## Problem requirements
Set out each line from the following listing that includes the word "JSON".

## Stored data
.....

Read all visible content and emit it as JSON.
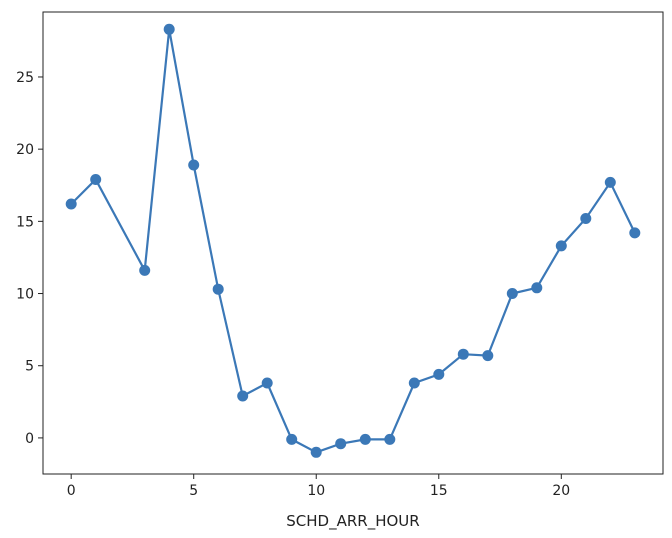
{
  "chart_data": {
    "type": "line",
    "title": "",
    "xlabel": "SCHD_ARR_HOUR",
    "ylabel": "",
    "xlim": [
      -1.15,
      24.15
    ],
    "ylim": [
      -2.5,
      29.5
    ],
    "xticks": [
      0,
      5,
      10,
      15,
      20
    ],
    "yticks": [
      0,
      5,
      10,
      15,
      20,
      25
    ],
    "grid": false,
    "legend": "none",
    "series": [
      {
        "color": "#3b78b7",
        "marker": "circle",
        "x": [
          0,
          1,
          3,
          4,
          5,
          6,
          7,
          8,
          9,
          10,
          11,
          12,
          13,
          14,
          15,
          16,
          17,
          18,
          19,
          20,
          21,
          22,
          23
        ],
        "y": [
          16.2,
          17.9,
          11.6,
          28.3,
          18.9,
          10.3,
          2.9,
          3.8,
          -0.1,
          -1.0,
          -0.4,
          -0.1,
          -0.1,
          3.8,
          4.4,
          5.8,
          5.7,
          10.0,
          10.4,
          13.3,
          15.2,
          17.7,
          14.2
        ]
      }
    ]
  }
}
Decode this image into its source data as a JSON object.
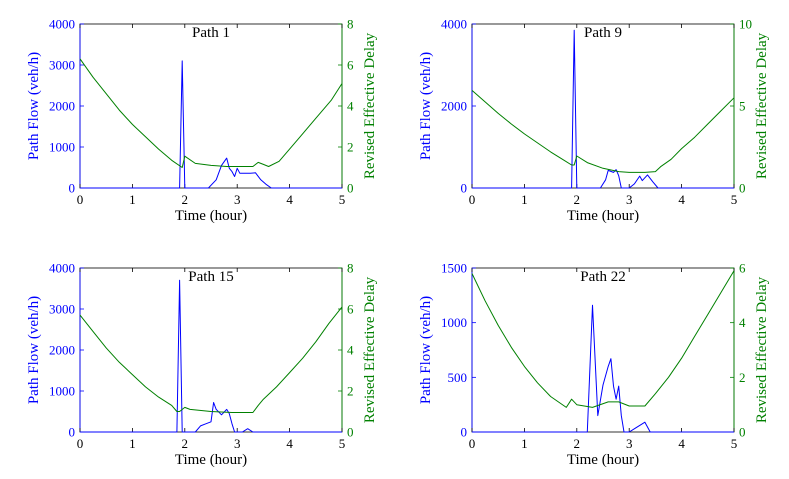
{
  "chart_data": [
    {
      "type": "line",
      "title": "Path 1",
      "xlabel": "Time (hour)",
      "ylabel_left": "Path Flow (veh/h)",
      "ylabel_right": "Revised Effective Delay",
      "xlim": [
        0,
        5
      ],
      "xticks": [
        0,
        1,
        2,
        3,
        4,
        5
      ],
      "ylim_left": [
        0,
        4000
      ],
      "yticks_left": [
        0,
        1000,
        2000,
        3000,
        4000
      ],
      "ylim_right": [
        0,
        8
      ],
      "yticks_right": [
        0,
        2,
        4,
        6,
        8
      ],
      "colors": {
        "flow": "#0000ff",
        "delay": "#008000"
      },
      "series": [
        {
          "name": "Path Flow",
          "axis": "left",
          "x": [
            0,
            1.85,
            1.9,
            1.95,
            2.0,
            2.05,
            2.45,
            2.6,
            2.7,
            2.8,
            2.85,
            2.9,
            2.95,
            3.0,
            3.05,
            3.15,
            3.25,
            3.35,
            3.45,
            3.55,
            3.65,
            5
          ],
          "y": [
            0,
            0,
            0,
            3100,
            0,
            0,
            0,
            200,
            550,
            730,
            480,
            400,
            280,
            480,
            360,
            360,
            360,
            370,
            200,
            90,
            0,
            0
          ]
        },
        {
          "name": "Revised Effective Delay",
          "axis": "right",
          "x": [
            0,
            0.25,
            0.5,
            0.75,
            1.0,
            1.25,
            1.5,
            1.75,
            1.95,
            2.0,
            2.2,
            2.5,
            2.8,
            3.0,
            3.3,
            3.4,
            3.5,
            3.6,
            3.8,
            4.0,
            4.2,
            4.5,
            4.8,
            5.0
          ],
          "y": [
            6.3,
            5.4,
            4.6,
            3.8,
            3.1,
            2.5,
            1.9,
            1.35,
            1.0,
            1.55,
            1.2,
            1.1,
            1.05,
            1.05,
            1.05,
            1.25,
            1.15,
            1.05,
            1.3,
            1.9,
            2.5,
            3.4,
            4.3,
            5.1
          ]
        }
      ]
    },
    {
      "type": "line",
      "title": "Path 9",
      "xlabel": "Time (hour)",
      "ylabel_left": "Path Flow (veh/h)",
      "ylabel_right": "Revised Effective Delay",
      "xlim": [
        0,
        5
      ],
      "xticks": [
        0,
        1,
        2,
        3,
        4,
        5
      ],
      "ylim_left": [
        0,
        4000
      ],
      "yticks_left": [
        0,
        2000,
        4000
      ],
      "ylim_right": [
        0,
        10
      ],
      "yticks_right": [
        0,
        5,
        10
      ],
      "colors": {
        "flow": "#0000ff",
        "delay": "#008000"
      },
      "series": [
        {
          "name": "Path Flow",
          "axis": "left",
          "x": [
            0,
            1.85,
            1.9,
            1.95,
            2.0,
            2.05,
            2.45,
            2.55,
            2.6,
            2.7,
            2.75,
            2.8,
            2.85,
            3.0,
            3.1,
            3.2,
            3.25,
            3.35,
            3.45,
            3.55,
            5
          ],
          "y": [
            0,
            0,
            0,
            3850,
            0,
            0,
            0,
            200,
            430,
            380,
            450,
            300,
            0,
            0,
            100,
            290,
            180,
            320,
            150,
            0,
            0
          ]
        },
        {
          "name": "Revised Effective Delay",
          "axis": "right",
          "x": [
            0,
            0.25,
            0.5,
            0.75,
            1.0,
            1.25,
            1.5,
            1.75,
            1.9,
            1.95,
            2.0,
            2.2,
            2.5,
            2.8,
            3.0,
            3.3,
            3.5,
            3.6,
            3.8,
            4.0,
            4.25,
            4.5,
            4.75,
            5.0
          ],
          "y": [
            5.95,
            5.25,
            4.55,
            3.9,
            3.3,
            2.75,
            2.2,
            1.7,
            1.4,
            1.4,
            1.95,
            1.55,
            1.2,
            1.0,
            0.95,
            0.95,
            1.0,
            1.3,
            1.75,
            2.4,
            3.1,
            3.9,
            4.7,
            5.5
          ]
        }
      ]
    },
    {
      "type": "line",
      "title": "Path 15",
      "xlabel": "Time (hour)",
      "ylabel_left": "Path Flow (veh/h)",
      "ylabel_right": "Revised Effective Delay",
      "xlim": [
        0,
        5
      ],
      "xticks": [
        0,
        1,
        2,
        3,
        4,
        5
      ],
      "ylim_left": [
        0,
        4000
      ],
      "yticks_left": [
        0,
        1000,
        2000,
        3000,
        4000
      ],
      "ylim_right": [
        0,
        8
      ],
      "yticks_right": [
        0,
        2,
        4,
        6,
        8
      ],
      "colors": {
        "flow": "#0000ff",
        "delay": "#008000"
      },
      "series": [
        {
          "name": "Path Flow",
          "axis": "left",
          "x": [
            0,
            1.8,
            1.85,
            1.9,
            1.95,
            2.0,
            2.2,
            2.3,
            2.4,
            2.5,
            2.55,
            2.6,
            2.7,
            2.8,
            2.85,
            2.9,
            2.95,
            3.1,
            3.2,
            3.3,
            5
          ],
          "y": [
            0,
            0,
            0,
            3700,
            0,
            0,
            0,
            150,
            200,
            250,
            720,
            550,
            420,
            550,
            450,
            200,
            0,
            0,
            80,
            0,
            0
          ]
        },
        {
          "name": "Revised Effective Delay",
          "axis": "right",
          "x": [
            0,
            0.25,
            0.5,
            0.75,
            1.0,
            1.25,
            1.5,
            1.75,
            1.85,
            1.9,
            2.0,
            2.1,
            2.5,
            2.9,
            3.0,
            3.3,
            3.4,
            3.5,
            3.75,
            4.0,
            4.25,
            4.5,
            4.75,
            5.0
          ],
          "y": [
            5.7,
            4.9,
            4.1,
            3.4,
            2.8,
            2.2,
            1.7,
            1.3,
            1.0,
            1.0,
            1.2,
            1.1,
            1.0,
            0.95,
            0.95,
            0.95,
            1.3,
            1.6,
            2.2,
            2.9,
            3.6,
            4.4,
            5.3,
            6.1
          ]
        }
      ]
    },
    {
      "type": "line",
      "title": "Path 22",
      "xlabel": "Time (hour)",
      "ylabel_left": "Path Flow (veh/h)",
      "ylabel_right": "Revised Effective Delay",
      "xlim": [
        0,
        5
      ],
      "xticks": [
        0,
        1,
        2,
        3,
        4,
        5
      ],
      "ylim_left": [
        0,
        1500
      ],
      "yticks_left": [
        0,
        500,
        1000,
        1500
      ],
      "ylim_right": [
        0,
        6
      ],
      "yticks_right": [
        0,
        2,
        4,
        6
      ],
      "colors": {
        "flow": "#0000ff",
        "delay": "#008000"
      },
      "series": [
        {
          "name": "Path Flow",
          "axis": "left",
          "x": [
            0,
            2.2,
            2.3,
            2.4,
            2.5,
            2.6,
            2.65,
            2.7,
            2.75,
            2.8,
            2.85,
            2.9,
            3.0,
            3.2,
            3.3,
            3.4,
            5
          ],
          "y": [
            0,
            0,
            1160,
            150,
            430,
            600,
            670,
            420,
            300,
            420,
            150,
            0,
            0,
            60,
            90,
            0,
            0
          ]
        },
        {
          "name": "Revised Effective Delay",
          "axis": "right",
          "x": [
            0,
            0.25,
            0.5,
            0.75,
            1.0,
            1.25,
            1.5,
            1.8,
            1.9,
            2.0,
            2.3,
            2.6,
            2.8,
            3.0,
            3.3,
            3.5,
            3.75,
            4.0,
            4.25,
            4.5,
            4.75,
            5.0
          ],
          "y": [
            5.8,
            4.8,
            3.9,
            3.1,
            2.4,
            1.8,
            1.3,
            0.9,
            1.2,
            1.0,
            0.9,
            1.1,
            1.1,
            0.95,
            0.95,
            1.4,
            2.0,
            2.7,
            3.5,
            4.3,
            5.1,
            5.9
          ]
        }
      ]
    }
  ]
}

.....

## Result for this exercise
Read all visible content and emit it as JSON.
Decode this image into its source data as a JSON object.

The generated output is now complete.